## Exercise description
Would it be possible to write out each entry below exactly, without the pictures?

## Records supplied
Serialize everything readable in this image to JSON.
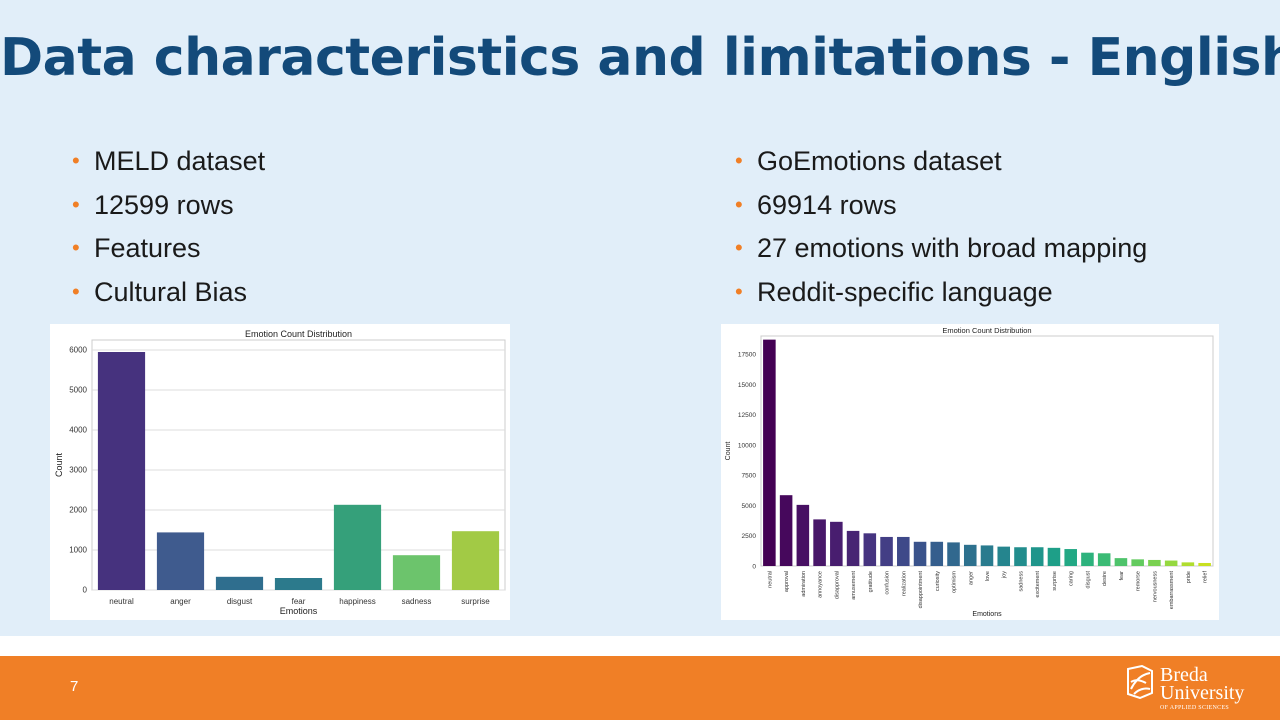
{
  "slide": {
    "title": "Data characteristics and limitations - English",
    "page_number": "7",
    "bullet_glyph": "•"
  },
  "left_bullets": [
    "MELD dataset",
    "12599 rows",
    "Features",
    "Cultural Bias"
  ],
  "right_bullets": [
    "GoEmotions dataset",
    "69914 rows",
    "27 emotions with broad mapping",
    "Reddit-specific language"
  ],
  "logo": {
    "line1": "Breda",
    "line2": "University",
    "line3": "OF APPLIED SCIENCES",
    "icon": "breda-university-logo-icon"
  },
  "colors": {
    "title": "#134a7a",
    "accent": "#f07f26",
    "background": "#e1eef9"
  },
  "chart_data": [
    {
      "type": "bar",
      "title": "Emotion Count Distribution",
      "xlabel": "Emotions",
      "ylabel": "Count",
      "ylim": [
        0,
        6250
      ],
      "yticks": [
        0,
        1000,
        2000,
        3000,
        4000,
        5000,
        6000
      ],
      "grid": true,
      "categories": [
        "neutral",
        "anger",
        "disgust",
        "fear",
        "happiness",
        "sadness",
        "surprise"
      ],
      "values": [
        5950,
        1440,
        330,
        300,
        2130,
        870,
        1470
      ],
      "colors": [
        "#46327e",
        "#3f5b8e",
        "#2f6e8e",
        "#2c7a8c",
        "#35a07a",
        "#6cc46c",
        "#a2ca45"
      ]
    },
    {
      "type": "bar",
      "title": "Emotion Count Distribution",
      "xlabel": "Emotions",
      "ylabel": "Count",
      "ylim": [
        0,
        19000
      ],
      "yticks": [
        0,
        2500,
        5000,
        7500,
        10000,
        12500,
        15000,
        17500
      ],
      "grid": false,
      "categories": [
        "neutral",
        "approval",
        "admiration",
        "annoyance",
        "disapproval",
        "amusement",
        "gratitude",
        "confusion",
        "realization",
        "disappointment",
        "curiosity",
        "optimism",
        "anger",
        "love",
        "joy",
        "sadness",
        "excitement",
        "surprise",
        "caring",
        "disgust",
        "desire",
        "fear",
        "remorse",
        "nervousness",
        "embarrassment",
        "pride",
        "relief"
      ],
      "values": [
        18700,
        5850,
        5050,
        3850,
        3650,
        2900,
        2700,
        2400,
        2400,
        2000,
        2000,
        1950,
        1750,
        1700,
        1600,
        1550,
        1550,
        1500,
        1400,
        1100,
        1050,
        650,
        550,
        500,
        450,
        300,
        250
      ],
      "colors": [
        "#440154",
        "#46085c",
        "#471063",
        "#481769",
        "#481d6f",
        "#472473",
        "#463480",
        "#433e85",
        "#3e4989",
        "#3a538b",
        "#355e8d",
        "#31688e",
        "#2d718e",
        "#297b8e",
        "#25858e",
        "#228d8d",
        "#1f958b",
        "#1e9f88",
        "#22a884",
        "#2db27d",
        "#3bbb75",
        "#4ec36b",
        "#63cb5f",
        "#7ad151",
        "#95d840",
        "#b0dd2f",
        "#c8e020"
      ]
    }
  ]
}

## Exercise output
Serialize everything readable in this image to JSON.
{
  "slide": {
    "title": "Data characteristics and limitations - English",
    "page_number": "7",
    "bullet_glyph": "•"
  },
  "left_bullets": [
    "MELD dataset",
    "12599 rows",
    "Features",
    "Cultural Bias"
  ],
  "right_bullets": [
    "GoEmotions dataset",
    "69914 rows",
    "27 emotions with broad mapping",
    "Reddit-specific language"
  ],
  "logo": {
    "line1": "Breda",
    "line2": "University",
    "line3": "OF APPLIED SCIENCES",
    "icon": "breda-university-logo-icon"
  },
  "colors": {
    "title": "#134a7a",
    "accent": "#f07f26",
    "background": "#e1eef9"
  },
  "chart_data": [
    {
      "type": "bar",
      "title": "Emotion Count Distribution",
      "xlabel": "Emotions",
      "ylabel": "Count",
      "ylim": [
        0,
        6250
      ],
      "yticks": [
        0,
        1000,
        2000,
        3000,
        4000,
        5000,
        6000
      ],
      "grid": true,
      "categories": [
        "neutral",
        "anger",
        "disgust",
        "fear",
        "happiness",
        "sadness",
        "surprise"
      ],
      "values": [
        5950,
        1440,
        330,
        300,
        2130,
        870,
        1470
      ],
      "colors": [
        "#46327e",
        "#3f5b8e",
        "#2f6e8e",
        "#2c7a8c",
        "#35a07a",
        "#6cc46c",
        "#a2ca45"
      ]
    },
    {
      "type": "bar",
      "title": "Emotion Count Distribution",
      "xlabel": "Emotions",
      "ylabel": "Count",
      "ylim": [
        0,
        19000
      ],
      "yticks": [
        0,
        2500,
        5000,
        7500,
        10000,
        12500,
        15000,
        17500
      ],
      "grid": false,
      "categories": [
        "neutral",
        "approval",
        "admiration",
        "annoyance",
        "disapproval",
        "amusement",
        "gratitude",
        "confusion",
        "realization",
        "disappointment",
        "curiosity",
        "optimism",
        "anger",
        "love",
        "joy",
        "sadness",
        "excitement",
        "surprise",
        "caring",
        "disgust",
        "desire",
        "fear",
        "remorse",
        "nervousness",
        "embarrassment",
        "pride",
        "relief"
      ],
      "values": [
        18700,
        5850,
        5050,
        3850,
        3650,
        2900,
        2700,
        2400,
        2400,
        2000,
        2000,
        1950,
        1750,
        1700,
        1600,
        1550,
        1550,
        1500,
        1400,
        1100,
        1050,
        650,
        550,
        500,
        450,
        300,
        250
      ],
      "colors": [
        "#440154",
        "#46085c",
        "#471063",
        "#481769",
        "#481d6f",
        "#472473",
        "#463480",
        "#433e85",
        "#3e4989",
        "#3a538b",
        "#355e8d",
        "#31688e",
        "#2d718e",
        "#297b8e",
        "#25858e",
        "#228d8d",
        "#1f958b",
        "#1e9f88",
        "#22a884",
        "#2db27d",
        "#3bbb75",
        "#4ec36b",
        "#63cb5f",
        "#7ad151",
        "#95d840",
        "#b0dd2f",
        "#c8e020"
      ]
    }
  ]
}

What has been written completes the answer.